Extracted information:
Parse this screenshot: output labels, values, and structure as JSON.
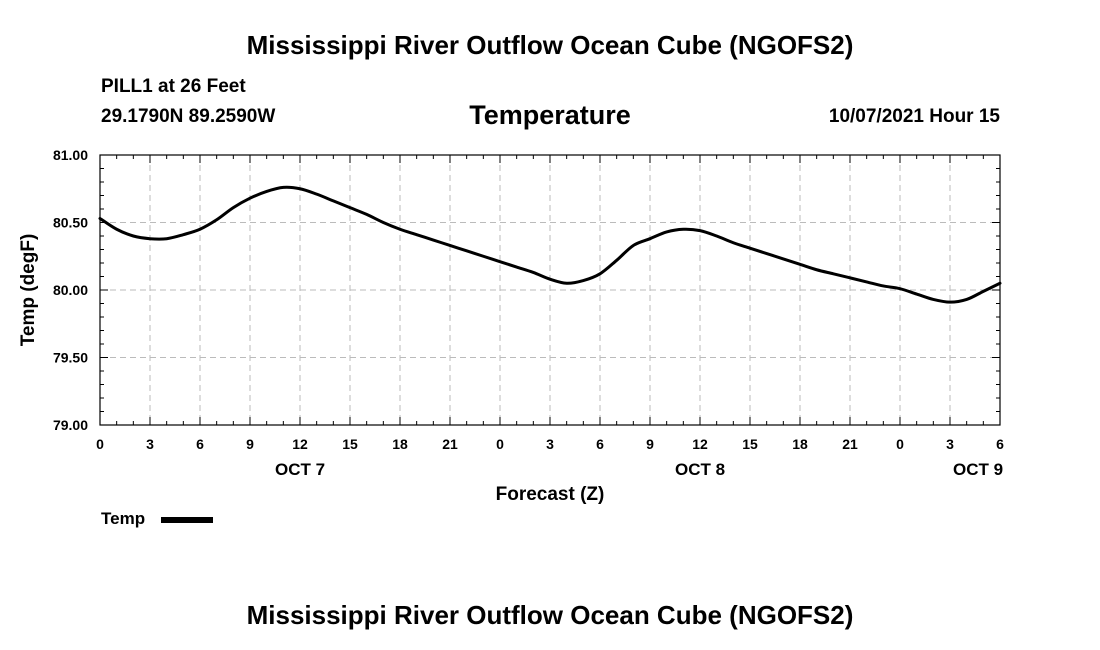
{
  "header": {
    "title": "Mississippi River Outflow Ocean Cube (NGOFS2)",
    "station": "PILL1 at 26 Feet",
    "coords": "29.1790N  89.2590W",
    "parameter": "Temperature",
    "datetime": "10/07/2021 Hour 15"
  },
  "footer": {
    "title": "Mississippi River Outflow Ocean Cube (NGOFS2)"
  },
  "legend": {
    "label": "Temp",
    "color": "#000000"
  },
  "chart_data": {
    "type": "line",
    "title": "Temperature",
    "xlabel": "Forecast (Z)",
    "ylabel": "Temp (degF)",
    "xlim": [
      0,
      54
    ],
    "ylim": [
      79.0,
      81.0
    ],
    "grid": true,
    "x_ticks": [
      {
        "value": 0,
        "label": "0"
      },
      {
        "value": 3,
        "label": "3"
      },
      {
        "value": 6,
        "label": "6"
      },
      {
        "value": 9,
        "label": "9"
      },
      {
        "value": 12,
        "label": "12"
      },
      {
        "value": 15,
        "label": "15"
      },
      {
        "value": 18,
        "label": "18"
      },
      {
        "value": 21,
        "label": "21"
      },
      {
        "value": 24,
        "label": "0"
      },
      {
        "value": 27,
        "label": "3"
      },
      {
        "value": 30,
        "label": "6"
      },
      {
        "value": 33,
        "label": "9"
      },
      {
        "value": 36,
        "label": "12"
      },
      {
        "value": 39,
        "label": "15"
      },
      {
        "value": 42,
        "label": "18"
      },
      {
        "value": 45,
        "label": "21"
      },
      {
        "value": 48,
        "label": "0"
      },
      {
        "value": 51,
        "label": "3"
      },
      {
        "value": 54,
        "label": "6"
      }
    ],
    "day_labels": [
      {
        "value": 12,
        "label": "OCT 7"
      },
      {
        "value": 36,
        "label": "OCT 8"
      },
      {
        "value": 54,
        "label": "OCT 9"
      }
    ],
    "y_ticks": [
      {
        "value": 79.0,
        "label": "79.00"
      },
      {
        "value": 79.5,
        "label": "79.50"
      },
      {
        "value": 80.0,
        "label": "80.00"
      },
      {
        "value": 80.5,
        "label": "80.50"
      },
      {
        "value": 81.0,
        "label": "81.00"
      }
    ],
    "series": [
      {
        "name": "Temp",
        "color": "#000000",
        "x": [
          0,
          1,
          2,
          3,
          4,
          5,
          6,
          7,
          8,
          9,
          10,
          11,
          12,
          13,
          14,
          15,
          16,
          17,
          18,
          19,
          20,
          21,
          22,
          23,
          24,
          25,
          26,
          27,
          28,
          29,
          30,
          31,
          32,
          33,
          34,
          35,
          36,
          37,
          38,
          39,
          40,
          41,
          42,
          43,
          44,
          45,
          46,
          47,
          48,
          49,
          50,
          51,
          52,
          53,
          54
        ],
        "values": [
          80.53,
          80.45,
          80.4,
          80.38,
          80.38,
          80.41,
          80.45,
          80.52,
          80.61,
          80.68,
          80.73,
          80.76,
          80.75,
          80.71,
          80.66,
          80.61,
          80.56,
          80.5,
          80.45,
          80.41,
          80.37,
          80.33,
          80.29,
          80.25,
          80.21,
          80.17,
          80.13,
          80.08,
          80.05,
          80.07,
          80.12,
          80.22,
          80.33,
          80.38,
          80.43,
          80.45,
          80.44,
          80.4,
          80.35,
          80.31,
          80.27,
          80.23,
          80.19,
          80.15,
          80.12,
          80.09,
          80.06,
          80.03,
          80.01,
          79.97,
          79.93,
          79.91,
          79.93,
          79.99,
          80.05
        ]
      }
    ]
  }
}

Instructions to follow: Search the data above for the word "Cube", then gather each line in which it appears.

Written response:
    "title": "Mississippi River Outflow Ocean Cube (NGOFS2)",
    "title": "Mississippi River Outflow Ocean Cube (NGOFS2)"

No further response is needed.